● **Task data**:

** Begin **

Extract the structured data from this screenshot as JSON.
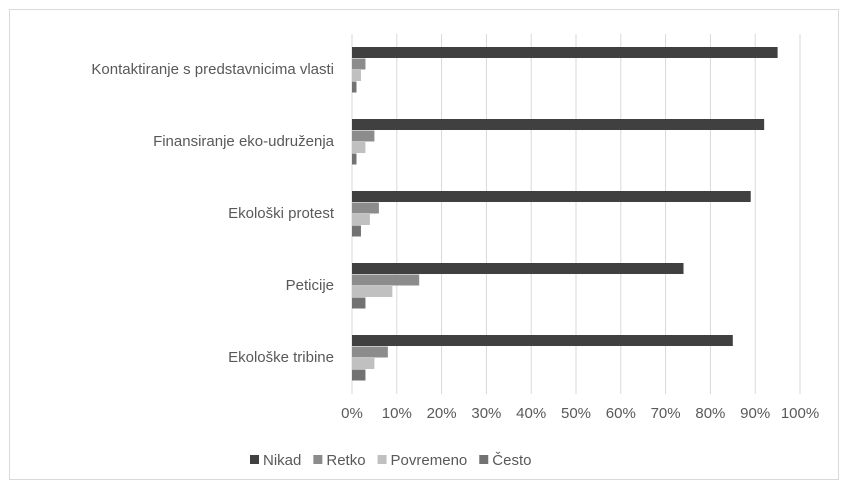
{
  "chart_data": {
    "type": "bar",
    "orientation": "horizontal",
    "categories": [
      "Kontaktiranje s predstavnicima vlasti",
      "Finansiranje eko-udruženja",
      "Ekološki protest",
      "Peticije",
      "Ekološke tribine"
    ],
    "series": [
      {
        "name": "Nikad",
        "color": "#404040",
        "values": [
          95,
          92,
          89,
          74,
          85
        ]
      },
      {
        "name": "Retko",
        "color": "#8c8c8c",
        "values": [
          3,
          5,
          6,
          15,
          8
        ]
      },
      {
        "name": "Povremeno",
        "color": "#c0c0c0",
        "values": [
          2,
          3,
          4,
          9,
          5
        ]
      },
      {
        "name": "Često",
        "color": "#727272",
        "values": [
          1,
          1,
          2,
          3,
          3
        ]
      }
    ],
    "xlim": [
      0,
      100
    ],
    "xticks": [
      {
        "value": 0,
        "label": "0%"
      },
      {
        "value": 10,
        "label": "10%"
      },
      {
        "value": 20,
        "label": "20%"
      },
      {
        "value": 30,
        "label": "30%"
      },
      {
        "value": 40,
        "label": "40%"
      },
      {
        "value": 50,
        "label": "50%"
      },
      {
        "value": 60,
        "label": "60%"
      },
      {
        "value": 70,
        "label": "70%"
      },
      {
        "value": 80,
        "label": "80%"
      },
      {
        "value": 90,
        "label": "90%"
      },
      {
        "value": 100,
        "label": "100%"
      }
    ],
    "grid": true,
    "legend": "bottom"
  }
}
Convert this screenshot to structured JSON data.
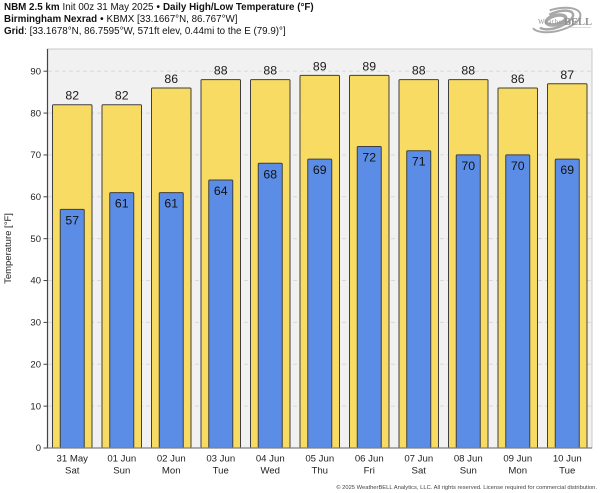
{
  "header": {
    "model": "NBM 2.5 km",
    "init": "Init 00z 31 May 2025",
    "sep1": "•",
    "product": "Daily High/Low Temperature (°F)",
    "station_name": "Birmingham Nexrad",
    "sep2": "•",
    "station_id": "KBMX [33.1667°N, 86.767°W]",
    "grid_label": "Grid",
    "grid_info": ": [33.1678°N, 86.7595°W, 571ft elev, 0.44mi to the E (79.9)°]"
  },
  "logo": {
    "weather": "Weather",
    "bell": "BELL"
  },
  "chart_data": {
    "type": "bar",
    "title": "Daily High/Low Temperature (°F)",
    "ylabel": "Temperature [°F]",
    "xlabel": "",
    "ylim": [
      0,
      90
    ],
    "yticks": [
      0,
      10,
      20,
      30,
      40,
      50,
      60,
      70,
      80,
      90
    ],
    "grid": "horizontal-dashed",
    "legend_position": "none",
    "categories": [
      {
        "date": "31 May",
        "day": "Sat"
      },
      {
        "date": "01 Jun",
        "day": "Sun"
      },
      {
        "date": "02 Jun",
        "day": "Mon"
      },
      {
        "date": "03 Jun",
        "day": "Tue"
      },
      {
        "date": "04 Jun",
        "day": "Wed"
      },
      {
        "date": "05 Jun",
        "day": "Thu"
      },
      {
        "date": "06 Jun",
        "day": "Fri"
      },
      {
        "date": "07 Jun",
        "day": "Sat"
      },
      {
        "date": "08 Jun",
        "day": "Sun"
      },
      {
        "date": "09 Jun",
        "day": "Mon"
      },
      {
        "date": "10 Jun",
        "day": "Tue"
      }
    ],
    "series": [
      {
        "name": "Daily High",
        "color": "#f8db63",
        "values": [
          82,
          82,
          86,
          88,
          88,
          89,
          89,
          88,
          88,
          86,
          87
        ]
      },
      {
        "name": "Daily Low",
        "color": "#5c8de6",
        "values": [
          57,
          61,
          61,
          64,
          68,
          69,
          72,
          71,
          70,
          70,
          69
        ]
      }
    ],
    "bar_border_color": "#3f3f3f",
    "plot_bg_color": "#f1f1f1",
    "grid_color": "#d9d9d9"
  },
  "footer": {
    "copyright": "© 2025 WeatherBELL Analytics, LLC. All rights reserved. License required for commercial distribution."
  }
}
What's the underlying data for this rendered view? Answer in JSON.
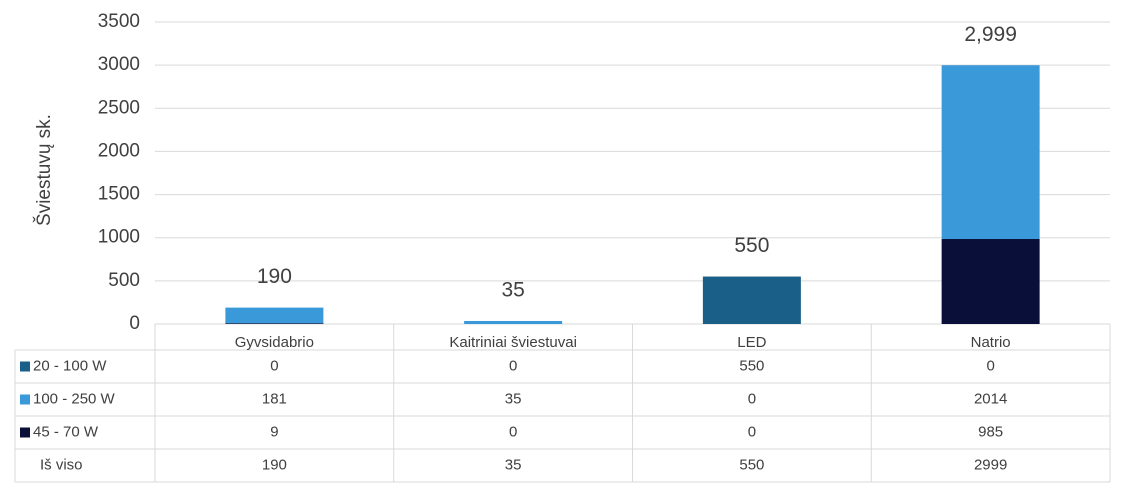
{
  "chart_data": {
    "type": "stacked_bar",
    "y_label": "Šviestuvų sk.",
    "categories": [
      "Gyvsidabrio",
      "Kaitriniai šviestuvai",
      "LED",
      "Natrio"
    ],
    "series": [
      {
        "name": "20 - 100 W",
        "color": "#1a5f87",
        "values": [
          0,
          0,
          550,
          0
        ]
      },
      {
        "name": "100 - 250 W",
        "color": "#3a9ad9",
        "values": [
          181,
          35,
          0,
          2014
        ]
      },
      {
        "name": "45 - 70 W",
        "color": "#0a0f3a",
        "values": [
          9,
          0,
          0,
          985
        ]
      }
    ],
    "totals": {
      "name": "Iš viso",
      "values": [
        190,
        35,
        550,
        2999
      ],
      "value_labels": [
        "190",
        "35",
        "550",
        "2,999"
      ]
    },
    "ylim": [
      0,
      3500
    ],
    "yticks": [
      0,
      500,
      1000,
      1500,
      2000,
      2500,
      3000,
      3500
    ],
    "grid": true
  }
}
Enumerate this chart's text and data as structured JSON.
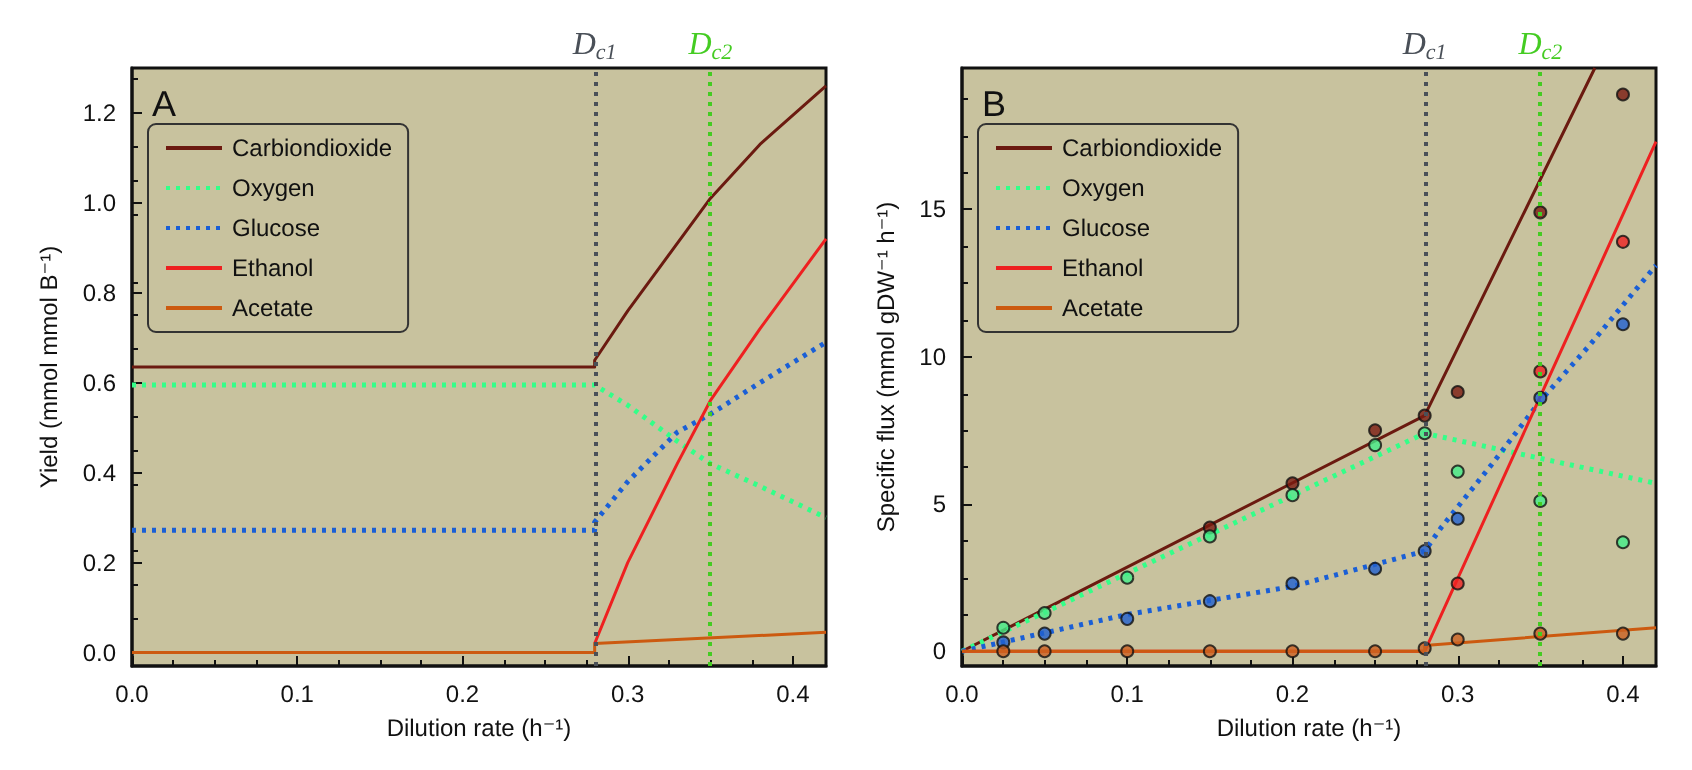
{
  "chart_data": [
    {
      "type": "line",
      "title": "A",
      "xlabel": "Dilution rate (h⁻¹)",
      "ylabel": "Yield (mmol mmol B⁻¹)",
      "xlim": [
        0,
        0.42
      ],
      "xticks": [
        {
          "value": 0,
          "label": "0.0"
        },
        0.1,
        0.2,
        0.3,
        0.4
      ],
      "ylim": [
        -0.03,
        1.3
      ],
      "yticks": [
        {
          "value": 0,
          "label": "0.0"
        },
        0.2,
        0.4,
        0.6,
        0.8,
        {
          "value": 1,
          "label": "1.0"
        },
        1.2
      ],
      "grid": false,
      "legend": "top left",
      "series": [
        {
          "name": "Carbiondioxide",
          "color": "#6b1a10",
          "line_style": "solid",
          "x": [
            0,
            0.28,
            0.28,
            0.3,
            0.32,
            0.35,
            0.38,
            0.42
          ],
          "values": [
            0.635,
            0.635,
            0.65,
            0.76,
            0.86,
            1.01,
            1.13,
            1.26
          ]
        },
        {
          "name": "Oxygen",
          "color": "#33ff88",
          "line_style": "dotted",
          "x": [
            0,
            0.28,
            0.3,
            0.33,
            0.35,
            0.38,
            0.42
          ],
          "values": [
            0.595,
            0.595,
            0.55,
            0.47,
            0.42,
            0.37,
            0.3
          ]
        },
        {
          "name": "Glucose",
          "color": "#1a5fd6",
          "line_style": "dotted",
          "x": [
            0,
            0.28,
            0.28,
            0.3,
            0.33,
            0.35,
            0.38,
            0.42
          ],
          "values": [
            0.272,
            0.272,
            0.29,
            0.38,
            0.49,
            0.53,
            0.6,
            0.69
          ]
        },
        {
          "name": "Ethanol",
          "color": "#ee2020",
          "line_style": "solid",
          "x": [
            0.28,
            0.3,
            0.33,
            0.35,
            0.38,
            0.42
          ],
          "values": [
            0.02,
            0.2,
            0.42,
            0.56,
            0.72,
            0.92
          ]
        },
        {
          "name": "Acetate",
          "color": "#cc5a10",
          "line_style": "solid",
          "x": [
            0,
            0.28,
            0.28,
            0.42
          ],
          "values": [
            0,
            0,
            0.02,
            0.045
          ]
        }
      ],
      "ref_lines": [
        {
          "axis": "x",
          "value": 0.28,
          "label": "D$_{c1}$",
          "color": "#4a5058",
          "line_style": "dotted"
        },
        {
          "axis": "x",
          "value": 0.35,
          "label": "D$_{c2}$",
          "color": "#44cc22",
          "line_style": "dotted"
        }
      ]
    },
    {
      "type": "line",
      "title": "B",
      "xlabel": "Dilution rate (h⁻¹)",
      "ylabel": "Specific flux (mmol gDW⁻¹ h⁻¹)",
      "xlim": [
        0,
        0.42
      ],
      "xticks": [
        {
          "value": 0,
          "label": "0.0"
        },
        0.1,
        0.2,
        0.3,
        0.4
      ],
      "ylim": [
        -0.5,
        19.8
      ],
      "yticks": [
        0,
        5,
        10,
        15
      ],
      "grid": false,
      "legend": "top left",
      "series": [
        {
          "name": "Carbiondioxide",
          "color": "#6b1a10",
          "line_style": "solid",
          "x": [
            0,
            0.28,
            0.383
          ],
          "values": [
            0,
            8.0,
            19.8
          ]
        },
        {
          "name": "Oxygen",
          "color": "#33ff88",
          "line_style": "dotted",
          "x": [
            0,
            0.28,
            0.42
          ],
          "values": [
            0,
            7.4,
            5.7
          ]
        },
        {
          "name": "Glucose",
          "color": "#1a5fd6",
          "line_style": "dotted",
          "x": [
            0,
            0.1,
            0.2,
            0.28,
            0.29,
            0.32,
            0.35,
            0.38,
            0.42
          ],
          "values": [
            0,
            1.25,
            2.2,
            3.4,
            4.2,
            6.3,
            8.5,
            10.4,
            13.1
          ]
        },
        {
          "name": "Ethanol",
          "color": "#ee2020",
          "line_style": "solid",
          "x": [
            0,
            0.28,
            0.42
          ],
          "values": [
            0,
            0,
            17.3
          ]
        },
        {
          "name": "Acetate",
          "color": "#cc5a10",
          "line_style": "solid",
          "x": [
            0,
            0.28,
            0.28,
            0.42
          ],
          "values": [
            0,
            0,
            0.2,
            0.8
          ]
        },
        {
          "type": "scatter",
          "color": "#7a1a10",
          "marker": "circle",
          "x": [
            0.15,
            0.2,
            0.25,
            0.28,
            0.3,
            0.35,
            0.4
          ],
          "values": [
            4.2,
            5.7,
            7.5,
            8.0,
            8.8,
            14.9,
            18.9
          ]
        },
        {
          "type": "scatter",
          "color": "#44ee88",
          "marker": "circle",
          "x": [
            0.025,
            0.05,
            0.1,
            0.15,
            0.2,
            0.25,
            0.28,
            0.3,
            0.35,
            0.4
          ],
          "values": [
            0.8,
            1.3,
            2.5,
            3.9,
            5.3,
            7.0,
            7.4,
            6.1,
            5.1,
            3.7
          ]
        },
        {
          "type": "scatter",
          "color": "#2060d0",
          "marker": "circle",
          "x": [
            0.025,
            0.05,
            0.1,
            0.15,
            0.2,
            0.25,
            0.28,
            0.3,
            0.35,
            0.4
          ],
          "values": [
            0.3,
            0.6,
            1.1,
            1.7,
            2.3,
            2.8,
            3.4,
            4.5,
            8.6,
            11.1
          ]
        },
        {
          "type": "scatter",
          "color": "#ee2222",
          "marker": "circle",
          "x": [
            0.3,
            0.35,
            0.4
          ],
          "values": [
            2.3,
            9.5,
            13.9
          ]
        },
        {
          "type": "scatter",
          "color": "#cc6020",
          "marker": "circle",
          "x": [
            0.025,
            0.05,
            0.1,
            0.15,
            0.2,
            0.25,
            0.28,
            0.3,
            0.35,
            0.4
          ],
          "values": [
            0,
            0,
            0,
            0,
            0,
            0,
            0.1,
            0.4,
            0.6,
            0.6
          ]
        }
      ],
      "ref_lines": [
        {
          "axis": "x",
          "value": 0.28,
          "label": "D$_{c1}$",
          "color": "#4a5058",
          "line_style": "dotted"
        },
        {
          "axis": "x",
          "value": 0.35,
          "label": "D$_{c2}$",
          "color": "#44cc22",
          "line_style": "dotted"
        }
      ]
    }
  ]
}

** End **

● **Instructions for the task**:
Filter the listing above by the word "this"; copy each line that passes.

● **Task result**:
Extract the structured data from this screenshot as JSON.
Convert this screenshot to structured JSON data.
What's the underlying data for this rendered view? Answer in JSON.
Enumerate this chart's text and data as structured JSON.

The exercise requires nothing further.